*Records supplied:*
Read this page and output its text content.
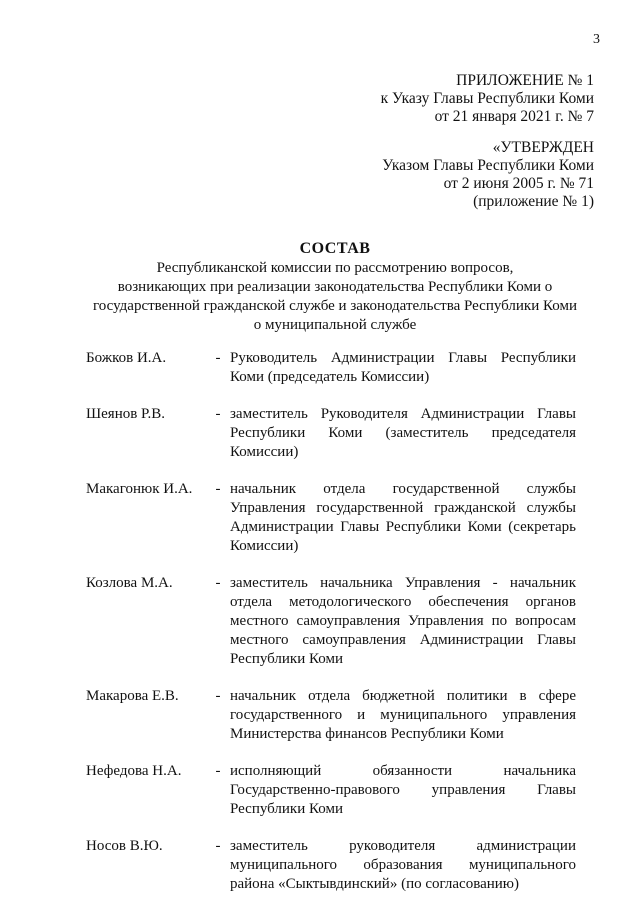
3
ПРИЛОЖЕНИЕ № 1
к Указу Главы Республики Коми
от 21 января 2021 г. № 7
«УТВЕРЖДЕН
Указом Главы Республики Коми
от 2 июня 2005 г. № 71
(приложение № 1)
СОСТАВ
Республиканской комиссии по рассмотрению вопросов,
возникающих при реализации законодательства Республики Коми о
государственной гражданской службе и законодательства Республики Коми
о муниципальной службе
Божков И.А.	- Руководитель Администрации Главы Республики Коми (председатель Комиссии)
Шеянов Р.В.	- заместитель Руководителя Администрации Главы Республики Коми (заместитель председателя Комиссии)
Макагонюк И.А.	- начальник отдела государственной службы Управления государственной гражданской службы Администрации Главы Республики Коми (секретарь Комиссии)
Козлова М.А.	- заместитель начальника Управления - начальник отдела методологического обеспечения органов местного самоуправления Управления по вопросам местного самоуправления Администрации Главы Республики Коми
Макарова Е.В.	- начальник отдела бюджетной политики в сфере государственного и муниципального управления Министерства финансов Республики Коми
Нефедова Н.А.	- исполняющий обязанности начальника Государственно-правового управления Главы Республики Коми
Носов В.Ю.	- заместитель руководителя администрации муниципального образования муниципального района «Сыктывдинский» (по согласованию)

*Exercise aim:*
Reproduce every record above exactly, omitting the pictures.

*The solution:*
Read this page and output its text content.
3
ПРИЛОЖЕНИЕ № 1
к Указу Главы Республики Коми
от 21 января 2021 г. № 7
«УТВЕРЖДЕН
Указом Главы Республики Коми
от 2 июня 2005 г. № 71
(приложение № 1)
СОСТАВ
Республиканской комиссии по рассмотрению вопросов,
возникающих при реализации законодательства Республики Коми о
государственной гражданской службе и законодательства Республики Коми
о муниципальной службе
Божков И.А.	- Руководитель Администрации Главы Республики Коми (председатель Комиссии)
Шеянов Р.В.	- заместитель Руководителя Администрации Главы Республики Коми (заместитель председателя Комиссии)
Макагонюк И.А.	- начальник отдела государственной службы Управления государственной гражданской службы Администрации Главы Республики Коми (секретарь Комиссии)
Козлова М.А.	- заместитель начальника Управления - начальник отдела методологического обеспечения органов местного самоуправления Управления по вопросам местного самоуправления Администрации Главы Республики Коми
Макарова Е.В.	- начальник отдела бюджетной политики в сфере государственного и муниципального управления Министерства финансов Республики Коми
Нефедова Н.А.	- исполняющий обязанности начальника Государственно-правового управления Главы Республики Коми
Носов В.Ю.	- заместитель руководителя администрации муниципального образования муниципального района «Сыктывдинский» (по согласованию)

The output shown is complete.